- EXERCISE PROMPT -
Omit the images, then print each record below exactly as it reads.

- Figure data in JSON -
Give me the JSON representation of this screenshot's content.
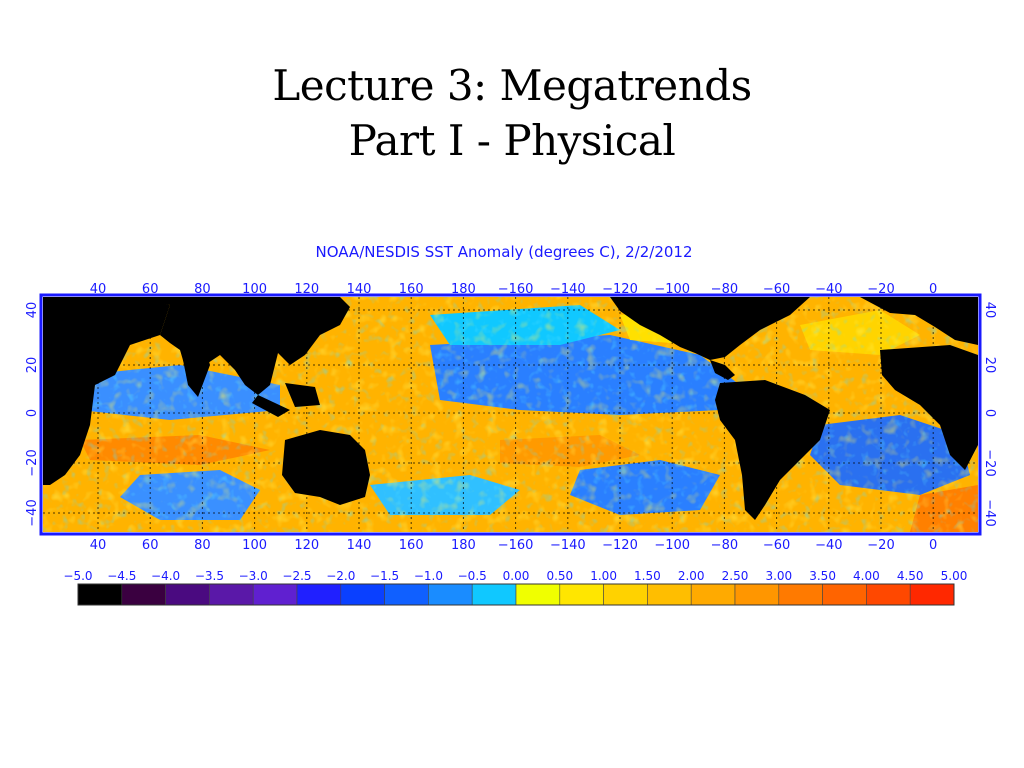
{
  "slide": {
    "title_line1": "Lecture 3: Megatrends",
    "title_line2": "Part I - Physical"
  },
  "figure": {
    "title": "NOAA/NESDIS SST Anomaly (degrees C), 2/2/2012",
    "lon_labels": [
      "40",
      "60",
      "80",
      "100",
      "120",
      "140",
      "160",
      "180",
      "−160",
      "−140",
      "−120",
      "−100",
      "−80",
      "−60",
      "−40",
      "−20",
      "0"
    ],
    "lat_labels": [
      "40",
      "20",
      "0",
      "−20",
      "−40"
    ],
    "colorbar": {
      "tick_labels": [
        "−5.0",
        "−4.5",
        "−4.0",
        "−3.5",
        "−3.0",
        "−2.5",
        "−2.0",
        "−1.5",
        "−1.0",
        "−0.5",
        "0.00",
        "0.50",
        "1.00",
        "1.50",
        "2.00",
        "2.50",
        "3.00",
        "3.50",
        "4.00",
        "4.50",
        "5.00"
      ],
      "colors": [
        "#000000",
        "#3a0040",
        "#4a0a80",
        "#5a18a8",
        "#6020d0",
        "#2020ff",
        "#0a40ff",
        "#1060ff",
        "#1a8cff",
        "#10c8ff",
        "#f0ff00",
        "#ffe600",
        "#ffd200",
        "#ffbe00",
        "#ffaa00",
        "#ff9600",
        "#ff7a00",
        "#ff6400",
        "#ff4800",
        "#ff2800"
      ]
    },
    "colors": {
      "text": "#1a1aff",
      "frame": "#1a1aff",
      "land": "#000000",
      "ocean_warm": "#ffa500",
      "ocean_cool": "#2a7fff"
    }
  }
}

- FULL OUTPUT -
Give me the JSON representation of this screenshot's content.
{
  "slide": {
    "title_line1": "Lecture 3: Megatrends",
    "title_line2": "Part I - Physical"
  },
  "figure": {
    "title": "NOAA/NESDIS SST Anomaly (degrees C), 2/2/2012",
    "lon_labels": [
      "40",
      "60",
      "80",
      "100",
      "120",
      "140",
      "160",
      "180",
      "−160",
      "−140",
      "−120",
      "−100",
      "−80",
      "−60",
      "−40",
      "−20",
      "0"
    ],
    "lat_labels": [
      "40",
      "20",
      "0",
      "−20",
      "−40"
    ],
    "colorbar": {
      "tick_labels": [
        "−5.0",
        "−4.5",
        "−4.0",
        "−3.5",
        "−3.0",
        "−2.5",
        "−2.0",
        "−1.5",
        "−1.0",
        "−0.5",
        "0.00",
        "0.50",
        "1.00",
        "1.50",
        "2.00",
        "2.50",
        "3.00",
        "3.50",
        "4.00",
        "4.50",
        "5.00"
      ],
      "colors": [
        "#000000",
        "#3a0040",
        "#4a0a80",
        "#5a18a8",
        "#6020d0",
        "#2020ff",
        "#0a40ff",
        "#1060ff",
        "#1a8cff",
        "#10c8ff",
        "#f0ff00",
        "#ffe600",
        "#ffd200",
        "#ffbe00",
        "#ffaa00",
        "#ff9600",
        "#ff7a00",
        "#ff6400",
        "#ff4800",
        "#ff2800"
      ]
    },
    "colors": {
      "text": "#1a1aff",
      "frame": "#1a1aff",
      "land": "#000000",
      "ocean_warm": "#ffa500",
      "ocean_cool": "#2a7fff"
    }
  }
}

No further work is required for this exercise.